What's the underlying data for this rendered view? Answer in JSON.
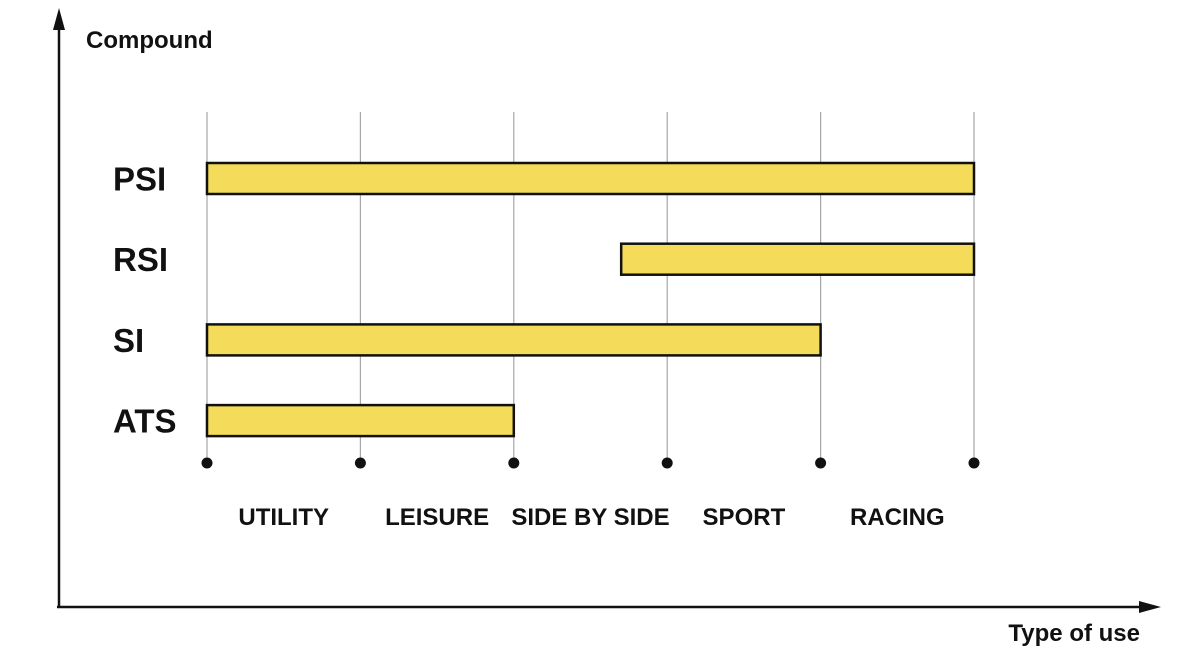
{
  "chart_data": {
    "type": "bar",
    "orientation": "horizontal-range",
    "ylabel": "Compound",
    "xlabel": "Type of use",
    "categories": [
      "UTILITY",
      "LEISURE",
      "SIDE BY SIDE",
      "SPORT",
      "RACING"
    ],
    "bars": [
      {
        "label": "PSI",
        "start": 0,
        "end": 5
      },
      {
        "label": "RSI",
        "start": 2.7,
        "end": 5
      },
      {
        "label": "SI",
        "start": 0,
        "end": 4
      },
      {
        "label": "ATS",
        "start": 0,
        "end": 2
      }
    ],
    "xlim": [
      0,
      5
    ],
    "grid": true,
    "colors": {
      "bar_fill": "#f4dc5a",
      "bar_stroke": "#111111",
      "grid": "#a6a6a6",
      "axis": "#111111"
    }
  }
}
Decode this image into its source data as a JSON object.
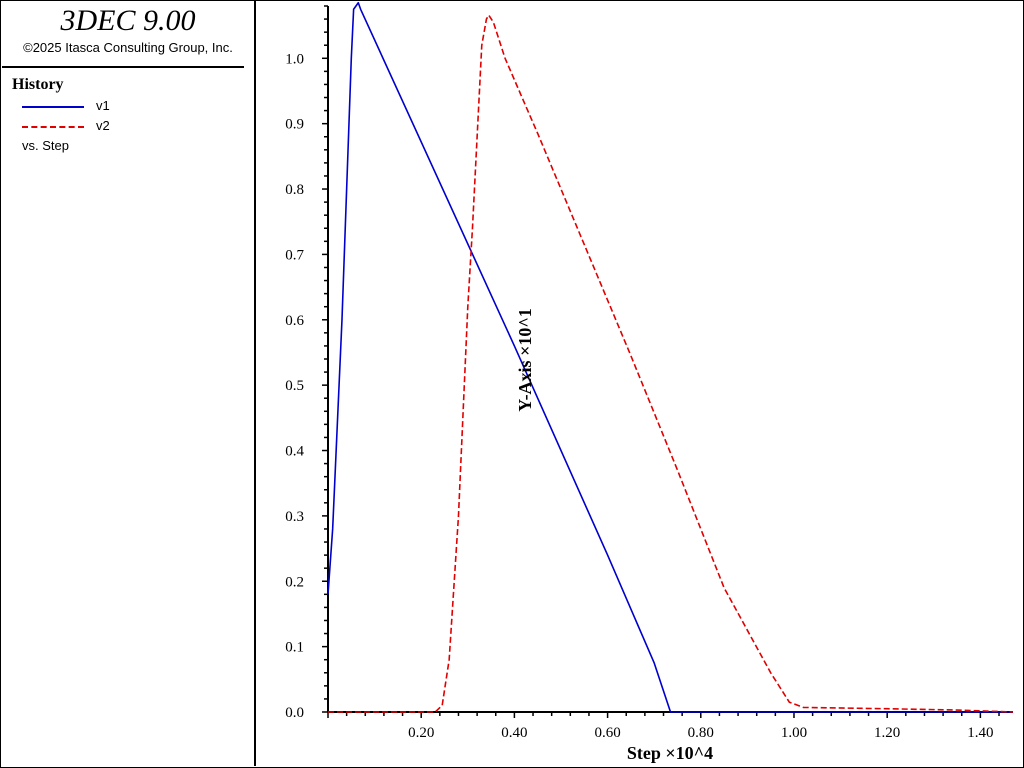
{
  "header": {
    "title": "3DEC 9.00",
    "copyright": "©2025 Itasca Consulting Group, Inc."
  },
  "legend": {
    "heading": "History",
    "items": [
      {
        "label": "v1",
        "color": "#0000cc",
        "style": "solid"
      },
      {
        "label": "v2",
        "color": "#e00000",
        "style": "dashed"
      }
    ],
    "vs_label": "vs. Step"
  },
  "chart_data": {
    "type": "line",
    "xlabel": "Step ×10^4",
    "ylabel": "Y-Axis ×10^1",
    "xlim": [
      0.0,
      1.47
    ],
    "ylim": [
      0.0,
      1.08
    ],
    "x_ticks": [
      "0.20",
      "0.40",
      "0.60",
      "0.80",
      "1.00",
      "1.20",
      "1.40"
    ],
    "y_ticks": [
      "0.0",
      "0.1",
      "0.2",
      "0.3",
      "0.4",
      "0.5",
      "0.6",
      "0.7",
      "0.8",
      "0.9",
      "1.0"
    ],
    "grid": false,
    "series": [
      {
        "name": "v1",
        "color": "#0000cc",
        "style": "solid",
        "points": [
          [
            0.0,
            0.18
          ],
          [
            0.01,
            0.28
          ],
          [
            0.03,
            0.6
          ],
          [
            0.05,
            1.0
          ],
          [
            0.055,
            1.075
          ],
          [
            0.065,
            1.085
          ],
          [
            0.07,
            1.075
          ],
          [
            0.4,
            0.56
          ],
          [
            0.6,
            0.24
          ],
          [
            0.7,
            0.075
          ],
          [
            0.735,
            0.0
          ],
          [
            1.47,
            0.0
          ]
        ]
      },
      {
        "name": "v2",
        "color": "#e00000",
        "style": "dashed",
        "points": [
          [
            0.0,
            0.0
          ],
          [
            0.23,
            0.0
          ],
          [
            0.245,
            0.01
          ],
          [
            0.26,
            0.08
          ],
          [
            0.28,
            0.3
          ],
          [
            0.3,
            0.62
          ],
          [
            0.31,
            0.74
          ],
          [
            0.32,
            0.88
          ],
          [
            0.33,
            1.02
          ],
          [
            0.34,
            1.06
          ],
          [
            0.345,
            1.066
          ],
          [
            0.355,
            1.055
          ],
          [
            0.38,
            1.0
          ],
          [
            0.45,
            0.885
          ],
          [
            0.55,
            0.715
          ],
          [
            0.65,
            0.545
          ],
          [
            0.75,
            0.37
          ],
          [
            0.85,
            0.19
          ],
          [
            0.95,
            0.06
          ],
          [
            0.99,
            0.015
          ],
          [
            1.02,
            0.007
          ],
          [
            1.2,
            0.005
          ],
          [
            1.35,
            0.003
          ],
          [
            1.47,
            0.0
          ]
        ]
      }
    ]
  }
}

——

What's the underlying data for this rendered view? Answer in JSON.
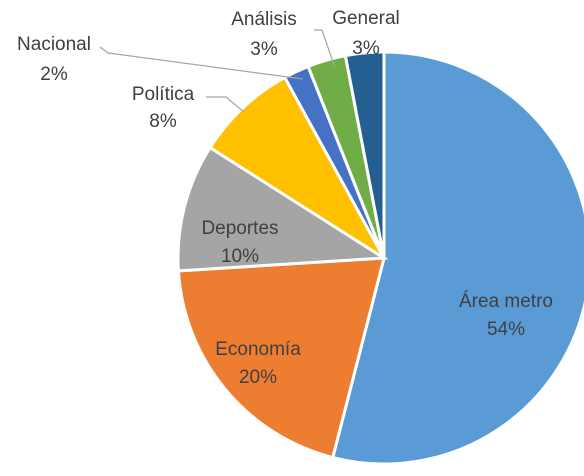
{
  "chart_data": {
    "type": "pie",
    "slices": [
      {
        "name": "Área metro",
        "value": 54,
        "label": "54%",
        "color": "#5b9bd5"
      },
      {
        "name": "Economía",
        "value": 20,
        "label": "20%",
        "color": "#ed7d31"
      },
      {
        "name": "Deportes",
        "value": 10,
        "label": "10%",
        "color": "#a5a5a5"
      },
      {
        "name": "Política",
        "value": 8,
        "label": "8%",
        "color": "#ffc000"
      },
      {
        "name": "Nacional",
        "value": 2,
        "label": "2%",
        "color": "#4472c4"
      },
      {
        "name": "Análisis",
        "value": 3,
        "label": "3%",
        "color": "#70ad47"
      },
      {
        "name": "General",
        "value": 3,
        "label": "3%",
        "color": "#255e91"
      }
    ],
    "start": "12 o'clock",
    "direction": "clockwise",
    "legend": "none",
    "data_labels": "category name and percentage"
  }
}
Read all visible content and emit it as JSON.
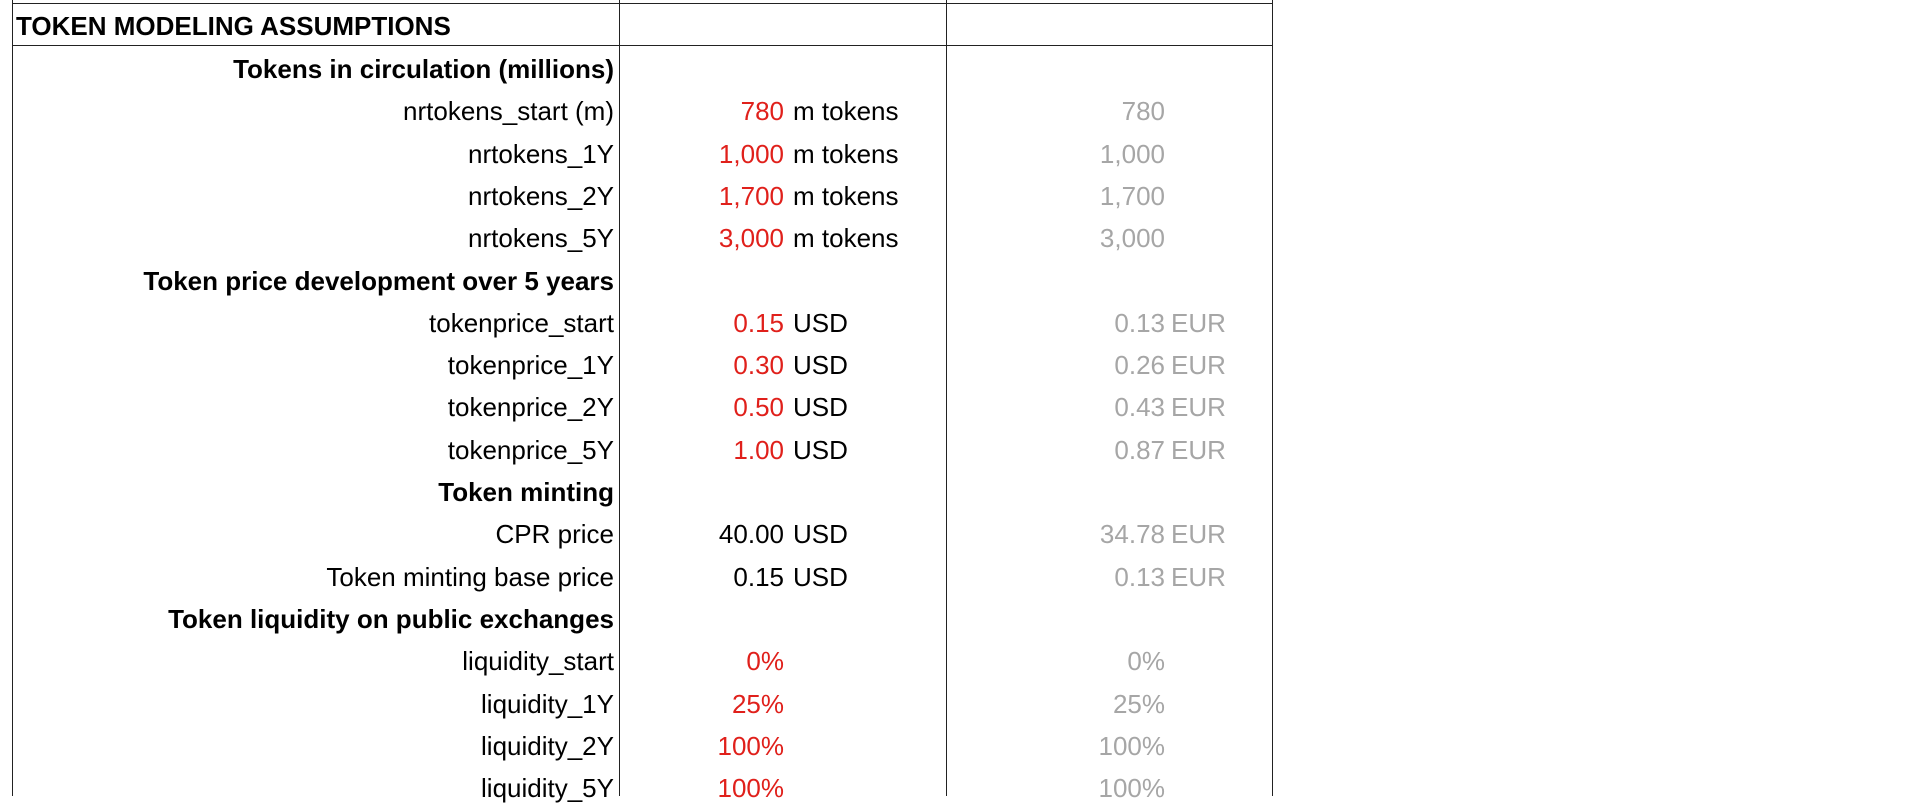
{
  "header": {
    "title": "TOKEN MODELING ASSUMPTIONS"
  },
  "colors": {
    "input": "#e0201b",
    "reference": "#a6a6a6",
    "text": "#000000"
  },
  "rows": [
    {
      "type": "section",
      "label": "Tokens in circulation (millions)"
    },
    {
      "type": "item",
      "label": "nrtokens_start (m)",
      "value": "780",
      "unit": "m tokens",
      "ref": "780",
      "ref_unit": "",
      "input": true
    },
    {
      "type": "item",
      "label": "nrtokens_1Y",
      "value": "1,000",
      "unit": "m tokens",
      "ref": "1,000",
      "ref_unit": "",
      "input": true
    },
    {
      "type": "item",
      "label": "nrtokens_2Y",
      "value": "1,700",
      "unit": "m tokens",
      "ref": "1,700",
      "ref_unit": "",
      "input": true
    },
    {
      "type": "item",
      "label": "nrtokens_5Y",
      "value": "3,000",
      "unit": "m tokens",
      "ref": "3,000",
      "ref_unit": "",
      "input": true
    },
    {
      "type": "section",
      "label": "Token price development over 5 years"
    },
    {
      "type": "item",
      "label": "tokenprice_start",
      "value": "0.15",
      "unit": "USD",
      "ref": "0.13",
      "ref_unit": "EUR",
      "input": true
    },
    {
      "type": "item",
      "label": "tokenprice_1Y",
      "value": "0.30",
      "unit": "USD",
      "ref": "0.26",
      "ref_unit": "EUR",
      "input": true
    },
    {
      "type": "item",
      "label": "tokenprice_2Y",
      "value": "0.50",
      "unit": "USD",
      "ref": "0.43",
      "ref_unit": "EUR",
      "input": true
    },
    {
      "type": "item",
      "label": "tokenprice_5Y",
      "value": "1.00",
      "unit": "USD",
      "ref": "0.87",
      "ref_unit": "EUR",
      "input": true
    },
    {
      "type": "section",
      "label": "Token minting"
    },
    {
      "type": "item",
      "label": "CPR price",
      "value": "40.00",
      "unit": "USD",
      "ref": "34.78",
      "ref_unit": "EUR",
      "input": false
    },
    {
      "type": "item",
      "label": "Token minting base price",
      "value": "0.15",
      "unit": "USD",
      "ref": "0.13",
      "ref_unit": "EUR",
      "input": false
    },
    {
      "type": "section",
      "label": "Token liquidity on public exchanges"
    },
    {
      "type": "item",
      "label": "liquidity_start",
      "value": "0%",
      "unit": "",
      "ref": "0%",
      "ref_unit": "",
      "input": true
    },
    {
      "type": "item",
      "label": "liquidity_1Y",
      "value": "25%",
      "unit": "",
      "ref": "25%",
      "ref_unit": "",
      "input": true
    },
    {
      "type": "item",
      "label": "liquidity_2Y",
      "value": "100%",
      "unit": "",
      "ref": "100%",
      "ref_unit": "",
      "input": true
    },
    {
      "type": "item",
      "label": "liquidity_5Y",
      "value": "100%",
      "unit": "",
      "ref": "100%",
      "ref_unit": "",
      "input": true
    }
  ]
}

——

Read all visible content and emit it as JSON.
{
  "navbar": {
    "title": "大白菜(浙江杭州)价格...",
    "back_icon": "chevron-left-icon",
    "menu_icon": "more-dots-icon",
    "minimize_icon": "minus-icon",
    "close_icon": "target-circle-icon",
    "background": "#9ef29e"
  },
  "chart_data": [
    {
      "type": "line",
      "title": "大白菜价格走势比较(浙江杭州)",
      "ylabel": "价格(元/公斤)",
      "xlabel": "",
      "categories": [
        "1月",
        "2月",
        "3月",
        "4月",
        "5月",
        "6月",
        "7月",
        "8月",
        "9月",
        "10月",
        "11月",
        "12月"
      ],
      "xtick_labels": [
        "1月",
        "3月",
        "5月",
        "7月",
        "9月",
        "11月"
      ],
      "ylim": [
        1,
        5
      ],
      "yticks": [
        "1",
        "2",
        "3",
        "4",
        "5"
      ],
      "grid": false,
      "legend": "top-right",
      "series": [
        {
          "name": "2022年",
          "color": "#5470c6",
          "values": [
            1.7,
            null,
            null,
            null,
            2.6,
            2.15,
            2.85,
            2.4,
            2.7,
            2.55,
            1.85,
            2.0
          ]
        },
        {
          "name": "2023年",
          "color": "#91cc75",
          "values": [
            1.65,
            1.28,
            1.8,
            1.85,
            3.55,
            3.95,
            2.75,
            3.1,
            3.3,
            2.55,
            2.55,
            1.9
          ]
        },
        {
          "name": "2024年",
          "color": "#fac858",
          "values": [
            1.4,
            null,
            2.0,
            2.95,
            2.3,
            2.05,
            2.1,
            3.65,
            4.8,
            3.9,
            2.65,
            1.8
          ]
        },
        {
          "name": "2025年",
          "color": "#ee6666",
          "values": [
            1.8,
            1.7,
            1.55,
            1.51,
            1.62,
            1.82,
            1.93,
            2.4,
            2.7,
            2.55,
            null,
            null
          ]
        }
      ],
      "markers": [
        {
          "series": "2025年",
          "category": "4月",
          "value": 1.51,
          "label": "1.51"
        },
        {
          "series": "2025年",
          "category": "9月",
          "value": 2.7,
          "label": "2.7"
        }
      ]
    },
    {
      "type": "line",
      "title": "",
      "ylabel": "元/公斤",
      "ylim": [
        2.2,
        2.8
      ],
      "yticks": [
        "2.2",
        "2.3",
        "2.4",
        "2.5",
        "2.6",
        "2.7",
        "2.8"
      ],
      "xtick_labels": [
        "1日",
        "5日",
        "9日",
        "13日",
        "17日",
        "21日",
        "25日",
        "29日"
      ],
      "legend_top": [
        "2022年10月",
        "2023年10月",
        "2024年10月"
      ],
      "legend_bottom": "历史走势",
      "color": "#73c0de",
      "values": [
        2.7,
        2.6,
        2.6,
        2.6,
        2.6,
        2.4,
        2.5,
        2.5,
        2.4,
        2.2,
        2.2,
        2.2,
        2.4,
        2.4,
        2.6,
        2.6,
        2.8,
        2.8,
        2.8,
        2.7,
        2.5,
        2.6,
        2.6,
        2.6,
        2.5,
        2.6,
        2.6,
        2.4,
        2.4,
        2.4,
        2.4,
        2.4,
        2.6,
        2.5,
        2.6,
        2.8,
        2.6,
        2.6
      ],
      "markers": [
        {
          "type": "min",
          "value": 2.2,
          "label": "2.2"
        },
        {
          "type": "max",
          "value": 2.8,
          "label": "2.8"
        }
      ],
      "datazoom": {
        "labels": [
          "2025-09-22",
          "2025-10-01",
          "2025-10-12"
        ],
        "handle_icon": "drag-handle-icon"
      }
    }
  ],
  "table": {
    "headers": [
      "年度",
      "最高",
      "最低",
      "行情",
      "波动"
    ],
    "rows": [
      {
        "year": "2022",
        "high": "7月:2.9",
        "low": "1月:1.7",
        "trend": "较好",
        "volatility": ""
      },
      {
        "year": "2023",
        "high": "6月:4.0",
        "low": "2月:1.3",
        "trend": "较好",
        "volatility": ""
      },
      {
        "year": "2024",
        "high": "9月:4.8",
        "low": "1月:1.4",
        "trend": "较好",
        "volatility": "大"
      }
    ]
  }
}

——

■ Short task:
Extract every line above containing the word "category".

■ Reply to the exercise:
    "data_labels": "category name and percentage"
          "category": "4月",
          "category": "9月",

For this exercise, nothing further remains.